- JOB
Your task is to filter the data below down to the lines holding "Ausführung".

- SOURCE RECORDS
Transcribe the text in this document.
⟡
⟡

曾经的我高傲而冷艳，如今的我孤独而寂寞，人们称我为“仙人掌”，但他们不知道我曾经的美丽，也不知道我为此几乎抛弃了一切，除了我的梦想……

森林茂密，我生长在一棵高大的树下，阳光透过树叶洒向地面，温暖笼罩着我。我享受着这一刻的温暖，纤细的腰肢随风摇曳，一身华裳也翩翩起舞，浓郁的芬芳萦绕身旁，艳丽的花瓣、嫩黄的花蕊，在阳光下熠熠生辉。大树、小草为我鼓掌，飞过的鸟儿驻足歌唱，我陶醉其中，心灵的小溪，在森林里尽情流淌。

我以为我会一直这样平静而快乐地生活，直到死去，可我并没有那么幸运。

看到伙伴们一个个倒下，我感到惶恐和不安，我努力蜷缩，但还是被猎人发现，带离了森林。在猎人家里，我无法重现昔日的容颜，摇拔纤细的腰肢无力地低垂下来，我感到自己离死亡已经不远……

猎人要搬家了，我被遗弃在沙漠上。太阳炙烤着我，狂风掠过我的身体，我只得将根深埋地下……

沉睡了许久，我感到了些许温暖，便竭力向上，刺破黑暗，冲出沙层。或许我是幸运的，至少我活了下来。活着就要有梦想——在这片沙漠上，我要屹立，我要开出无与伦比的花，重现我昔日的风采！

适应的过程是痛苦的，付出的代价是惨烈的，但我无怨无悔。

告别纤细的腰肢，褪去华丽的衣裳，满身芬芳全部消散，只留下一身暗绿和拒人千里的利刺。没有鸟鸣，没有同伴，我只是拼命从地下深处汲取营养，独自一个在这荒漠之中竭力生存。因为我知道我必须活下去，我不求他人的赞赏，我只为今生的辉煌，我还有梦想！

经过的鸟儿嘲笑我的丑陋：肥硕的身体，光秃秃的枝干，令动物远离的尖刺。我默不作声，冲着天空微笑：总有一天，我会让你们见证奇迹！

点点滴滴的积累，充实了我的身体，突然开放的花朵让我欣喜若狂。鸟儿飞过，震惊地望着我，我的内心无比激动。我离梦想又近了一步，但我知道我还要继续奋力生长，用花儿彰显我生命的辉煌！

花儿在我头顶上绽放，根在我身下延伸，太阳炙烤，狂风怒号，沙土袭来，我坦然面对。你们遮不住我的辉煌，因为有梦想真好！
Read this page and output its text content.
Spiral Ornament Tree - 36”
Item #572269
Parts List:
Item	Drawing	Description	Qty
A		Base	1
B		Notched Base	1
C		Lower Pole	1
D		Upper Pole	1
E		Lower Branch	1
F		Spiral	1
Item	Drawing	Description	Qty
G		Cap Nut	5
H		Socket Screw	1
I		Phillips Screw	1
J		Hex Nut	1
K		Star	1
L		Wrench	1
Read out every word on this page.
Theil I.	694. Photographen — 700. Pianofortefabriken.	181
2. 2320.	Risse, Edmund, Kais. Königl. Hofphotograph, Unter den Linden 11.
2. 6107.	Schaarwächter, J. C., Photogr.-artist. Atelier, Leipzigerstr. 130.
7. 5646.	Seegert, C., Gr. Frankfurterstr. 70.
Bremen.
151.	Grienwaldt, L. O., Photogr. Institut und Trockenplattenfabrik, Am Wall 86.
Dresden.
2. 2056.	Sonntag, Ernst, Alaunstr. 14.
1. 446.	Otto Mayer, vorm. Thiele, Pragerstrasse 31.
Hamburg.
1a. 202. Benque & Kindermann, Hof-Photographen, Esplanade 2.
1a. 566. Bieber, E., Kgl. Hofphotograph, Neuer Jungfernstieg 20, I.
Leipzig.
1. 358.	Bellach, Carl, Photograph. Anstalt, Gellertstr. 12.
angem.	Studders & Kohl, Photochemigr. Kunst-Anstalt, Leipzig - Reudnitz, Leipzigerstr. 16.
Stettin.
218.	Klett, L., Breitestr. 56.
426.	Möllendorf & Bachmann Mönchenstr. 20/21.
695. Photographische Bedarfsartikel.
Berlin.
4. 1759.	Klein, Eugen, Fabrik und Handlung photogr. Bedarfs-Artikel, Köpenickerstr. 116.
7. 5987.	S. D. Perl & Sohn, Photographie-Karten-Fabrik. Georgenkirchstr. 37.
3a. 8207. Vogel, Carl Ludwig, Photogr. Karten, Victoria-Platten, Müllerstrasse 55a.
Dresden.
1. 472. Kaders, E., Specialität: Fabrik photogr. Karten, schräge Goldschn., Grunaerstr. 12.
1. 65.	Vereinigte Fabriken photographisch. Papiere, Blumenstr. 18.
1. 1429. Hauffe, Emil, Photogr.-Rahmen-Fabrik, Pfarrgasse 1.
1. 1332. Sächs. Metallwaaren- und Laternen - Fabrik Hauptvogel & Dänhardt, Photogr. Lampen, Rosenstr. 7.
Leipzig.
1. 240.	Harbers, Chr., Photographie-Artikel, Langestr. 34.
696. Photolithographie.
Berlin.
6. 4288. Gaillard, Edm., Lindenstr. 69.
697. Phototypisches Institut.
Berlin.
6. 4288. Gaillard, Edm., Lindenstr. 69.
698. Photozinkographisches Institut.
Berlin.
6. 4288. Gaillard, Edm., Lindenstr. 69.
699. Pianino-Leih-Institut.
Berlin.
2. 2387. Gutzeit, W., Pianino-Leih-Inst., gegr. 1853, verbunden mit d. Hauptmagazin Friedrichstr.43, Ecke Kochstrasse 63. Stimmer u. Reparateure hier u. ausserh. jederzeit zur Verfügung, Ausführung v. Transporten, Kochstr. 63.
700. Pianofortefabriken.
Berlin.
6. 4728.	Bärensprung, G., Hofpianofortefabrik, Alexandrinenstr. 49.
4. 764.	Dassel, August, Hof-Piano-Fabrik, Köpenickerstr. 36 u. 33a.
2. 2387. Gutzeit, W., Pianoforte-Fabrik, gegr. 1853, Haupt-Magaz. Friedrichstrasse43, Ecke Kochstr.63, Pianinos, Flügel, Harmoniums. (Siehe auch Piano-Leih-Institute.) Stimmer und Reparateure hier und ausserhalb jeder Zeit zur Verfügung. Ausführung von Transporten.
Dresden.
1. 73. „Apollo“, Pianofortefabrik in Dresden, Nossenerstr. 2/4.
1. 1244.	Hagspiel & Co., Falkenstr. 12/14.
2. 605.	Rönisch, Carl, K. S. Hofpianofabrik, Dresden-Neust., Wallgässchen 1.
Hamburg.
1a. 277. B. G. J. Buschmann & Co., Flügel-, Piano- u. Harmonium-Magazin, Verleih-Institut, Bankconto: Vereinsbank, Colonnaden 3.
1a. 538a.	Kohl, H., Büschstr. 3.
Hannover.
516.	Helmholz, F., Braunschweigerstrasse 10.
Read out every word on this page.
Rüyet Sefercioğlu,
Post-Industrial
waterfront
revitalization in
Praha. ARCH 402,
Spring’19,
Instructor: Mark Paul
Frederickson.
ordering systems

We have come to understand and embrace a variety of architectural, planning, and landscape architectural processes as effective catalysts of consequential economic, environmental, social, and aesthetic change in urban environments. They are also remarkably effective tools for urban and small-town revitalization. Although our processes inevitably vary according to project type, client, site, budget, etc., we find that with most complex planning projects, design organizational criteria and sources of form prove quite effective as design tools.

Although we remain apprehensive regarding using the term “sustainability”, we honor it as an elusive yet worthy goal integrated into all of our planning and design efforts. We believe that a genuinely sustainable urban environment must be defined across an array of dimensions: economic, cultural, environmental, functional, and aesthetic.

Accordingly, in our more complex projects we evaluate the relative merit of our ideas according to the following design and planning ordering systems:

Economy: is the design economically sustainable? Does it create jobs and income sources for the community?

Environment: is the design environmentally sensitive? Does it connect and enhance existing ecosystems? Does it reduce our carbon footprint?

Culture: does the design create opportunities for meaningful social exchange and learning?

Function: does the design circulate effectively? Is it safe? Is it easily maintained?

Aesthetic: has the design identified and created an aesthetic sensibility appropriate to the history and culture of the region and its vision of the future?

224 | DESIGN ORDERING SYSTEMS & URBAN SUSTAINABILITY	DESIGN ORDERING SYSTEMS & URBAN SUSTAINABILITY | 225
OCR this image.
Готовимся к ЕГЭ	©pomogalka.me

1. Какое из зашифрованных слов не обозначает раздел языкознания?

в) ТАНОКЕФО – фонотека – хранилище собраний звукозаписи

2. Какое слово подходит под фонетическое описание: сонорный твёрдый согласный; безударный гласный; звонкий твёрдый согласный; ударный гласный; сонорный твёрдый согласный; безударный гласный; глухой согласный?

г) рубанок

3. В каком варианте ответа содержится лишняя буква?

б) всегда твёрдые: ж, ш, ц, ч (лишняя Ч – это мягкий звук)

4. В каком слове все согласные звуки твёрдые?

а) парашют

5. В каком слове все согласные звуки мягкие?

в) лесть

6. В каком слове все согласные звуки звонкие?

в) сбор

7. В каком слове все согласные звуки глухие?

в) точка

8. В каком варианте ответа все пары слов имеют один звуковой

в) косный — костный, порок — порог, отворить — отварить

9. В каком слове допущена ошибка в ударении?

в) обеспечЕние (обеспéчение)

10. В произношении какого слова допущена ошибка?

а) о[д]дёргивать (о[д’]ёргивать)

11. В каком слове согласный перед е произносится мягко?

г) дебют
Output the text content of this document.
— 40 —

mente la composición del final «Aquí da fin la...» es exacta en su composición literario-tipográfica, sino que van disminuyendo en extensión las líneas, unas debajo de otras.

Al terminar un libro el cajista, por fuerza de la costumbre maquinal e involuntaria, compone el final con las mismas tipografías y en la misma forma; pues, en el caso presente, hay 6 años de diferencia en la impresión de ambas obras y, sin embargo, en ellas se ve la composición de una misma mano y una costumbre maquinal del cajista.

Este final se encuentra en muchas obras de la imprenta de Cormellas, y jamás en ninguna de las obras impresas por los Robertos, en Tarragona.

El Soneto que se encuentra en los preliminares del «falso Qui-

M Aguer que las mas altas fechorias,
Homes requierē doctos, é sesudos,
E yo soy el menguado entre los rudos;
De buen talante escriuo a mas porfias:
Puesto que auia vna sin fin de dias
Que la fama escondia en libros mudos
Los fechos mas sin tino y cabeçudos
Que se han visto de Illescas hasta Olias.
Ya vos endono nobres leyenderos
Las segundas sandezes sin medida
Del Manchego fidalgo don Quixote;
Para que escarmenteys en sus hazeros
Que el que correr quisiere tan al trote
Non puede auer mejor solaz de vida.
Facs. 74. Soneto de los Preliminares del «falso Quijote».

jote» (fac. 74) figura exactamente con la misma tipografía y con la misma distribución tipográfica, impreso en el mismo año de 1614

- RESULT OF THE EXERCISE
2. 2387. Gutzeit, W., Pianino-Leih-Inst., gegr. 1853, verbunden mit d. Hauptmagazin Friedrichstr.43, Ecke Kochstrasse 63. Stimmer u. Reparateure hier u. ausserh. jederzeit zur Verfügung, Ausführung v. Transporten, Kochstr. 63.
2. 2387. Gutzeit, W., Pianoforte-Fabrik, gegr. 1853, Haupt-Magaz. Friedrichstrasse43, Ecke Kochstr.63, Pianinos, Flügel, Harmoniums. (Siehe auch Piano-Leih-Institute.) Stimmer und Reparateure hier und ausserhalb jeder Zeit zur Verfügung. Ausführung von Transporten.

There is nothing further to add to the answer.